• _SUPPLIED RECORDS_

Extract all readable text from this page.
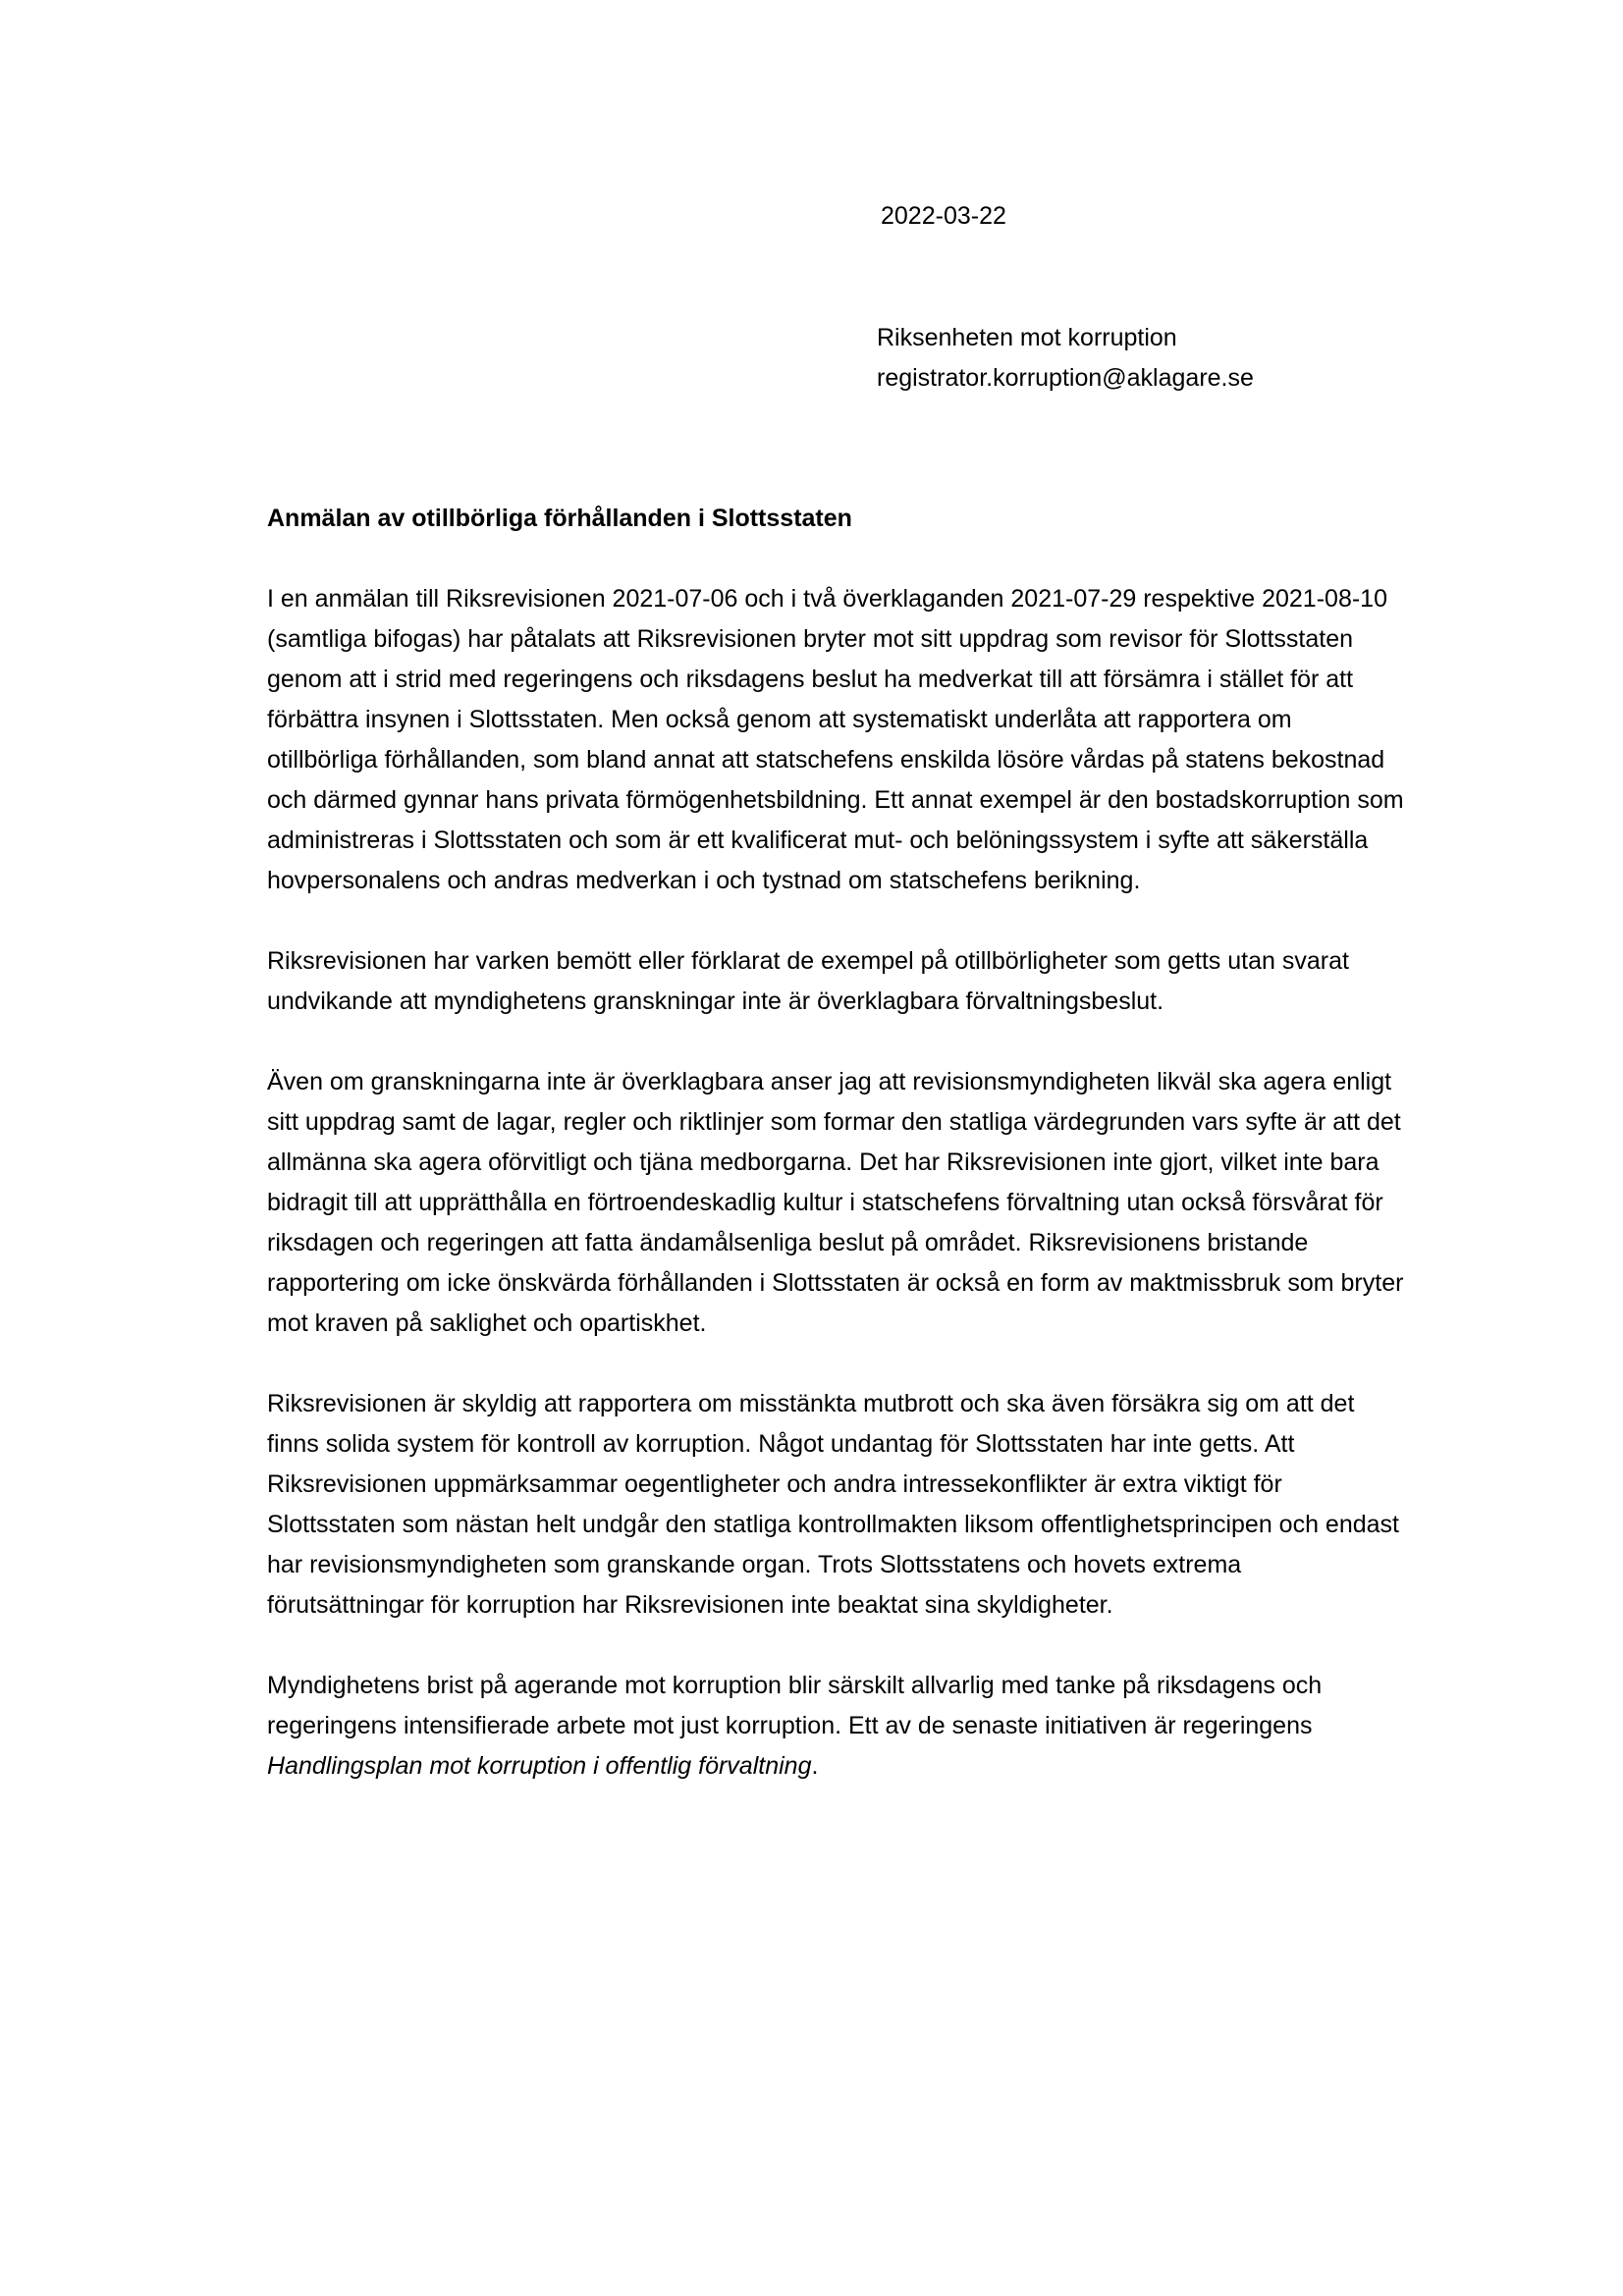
2022-03-22
Riksenheten mot korruption
registrator.korruption@aklagare.se
Anmälan av otillbörliga förhållanden i Slottsstaten

I en anmälan till Riksrevisionen 2021-07-06 och i två överklaganden 2021-07-29 respektive 2021-08-10 (samtliga bifogas) har påtalats att Riksrevisionen bryter mot sitt uppdrag som revisor för Slottsstaten genom att i strid med regeringens och riksdagens beslut ha medverkat till att försämra i stället för att förbättra insynen i Slottsstaten. Men också genom att systematiskt underlåta att rapportera om otillbörliga förhållanden, som bland annat att statschefens enskilda lösöre vårdas på statens bekostnad och därmed gynnar hans privata förmögenhetsbildning. Ett annat exempel är den bostadskorruption som administreras i Slottsstaten och som är ett kvalificerat mut- och belöningssystem i syfte att säkerställa hovpersonalens och andras medverkan i och tystnad om statschefens berikning.

Riksrevisionen har varken bemött eller förklarat de exempel på otillbörligheter som getts utan svarat undvikande att myndighetens granskningar inte är överklagbara förvaltningsbeslut.

Även om granskningarna inte är överklagbara anser jag att revisionsmyndigheten likväl ska agera enligt sitt uppdrag samt de lagar, regler och riktlinjer som formar den statliga värdegrunden vars syfte är att det allmänna ska agera oförvitligt och tjäna medborgarna. Det har Riksrevisionen inte gjort, vilket inte bara bidragit till att upprätthålla en förtroendeskadlig kultur i statschefens förvaltning utan också försvårat för riksdagen och regeringen att fatta ändamålsenliga beslut på området. Riksrevisionens bristande rapportering om icke önskvärda förhållanden i Slottsstaten är också en form av maktmissbruk som bryter mot kraven på saklighet och opartiskhet.

Riksrevisionen är skyldig att rapportera om misstänkta mutbrott och ska även försäkra sig om att det finns solida system för kontroll av korruption. Något undantag för Slottsstaten har inte getts. Att Riksrevisionen uppmärksammar oegentligheter och andra intressekonflikter är extra viktigt för Slottsstaten som nästan helt undgår den statliga kontrollmakten liksom offentlighetsprincipen och endast har revisionsmyndigheten som granskande organ. Trots Slottsstatens och hovets extrema förutsättningar för korruption har Riksrevisionen inte beaktat sina skyldigheter.

Myndighetens brist på agerande mot korruption blir särskilt allvarlig med tanke på riksdagens och regeringens intensifierade arbete mot just korruption. Ett av de senaste initiativen är regeringens Handlingsplan mot korruption i offentlig förvaltning.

• _ASSIGNMENT_
Keep the pictures out and transcribe the entries exactly.

• _YOUR RESPONSE_
Extract all readable text from this page.
2022-03-22
Riksenheten mot korruption
registrator.korruption@aklagare.se
Anmälan av otillbörliga förhållanden i Slottsstaten

I en anmälan till Riksrevisionen 2021-07-06 och i två överklaganden 2021-07-29 respektive 2021-08-10 (samtliga bifogas) har påtalats att Riksrevisionen bryter mot sitt uppdrag som revisor för Slottsstaten genom att i strid med regeringens och riksdagens beslut ha medverkat till att försämra i stället för att förbättra insynen i Slottsstaten. Men också genom att systematiskt underlåta att rapportera om otillbörliga förhållanden, som bland annat att statschefens enskilda lösöre vårdas på statens bekostnad och därmed gynnar hans privata förmögenhetsbildning. Ett annat exempel är den bostadskorruption som administreras i Slottsstaten och som är ett kvalificerat mut- och belöningssystem i syfte att säkerställa hovpersonalens och andras medverkan i och tystnad om statschefens berikning.

Riksrevisionen har varken bemött eller förklarat de exempel på otillbörligheter som getts utan svarat undvikande att myndighetens granskningar inte är överklagbara förvaltningsbeslut.

Även om granskningarna inte är överklagbara anser jag att revisionsmyndigheten likväl ska agera enligt sitt uppdrag samt de lagar, regler och riktlinjer som formar den statliga värdegrunden vars syfte är att det allmänna ska agera oförvitligt och tjäna medborgarna. Det har Riksrevisionen inte gjort, vilket inte bara bidragit till att upprätthålla en förtroendeskadlig kultur i statschefens förvaltning utan också försvårat för riksdagen och regeringen att fatta ändamålsenliga beslut på området. Riksrevisionens bristande rapportering om icke önskvärda förhållanden i Slottsstaten är också en form av maktmissbruk som bryter mot kraven på saklighet och opartiskhet.

Riksrevisionen är skyldig att rapportera om misstänkta mutbrott och ska även försäkra sig om att det finns solida system för kontroll av korruption. Något undantag för Slottsstaten har inte getts. Att Riksrevisionen uppmärksammar oegentligheter och andra intressekonflikter är extra viktigt för Slottsstaten som nästan helt undgår den statliga kontrollmakten liksom offentlighetsprincipen och endast har revisionsmyndigheten som granskande organ. Trots Slottsstatens och hovets extrema förutsättningar för korruption har Riksrevisionen inte beaktat sina skyldigheter.

Myndighetens brist på agerande mot korruption blir särskilt allvarlig med tanke på riksdagens och regeringens intensifierade arbete mot just korruption. Ett av de senaste initiativen är regeringens Handlingsplan mot korruption i offentlig förvaltning.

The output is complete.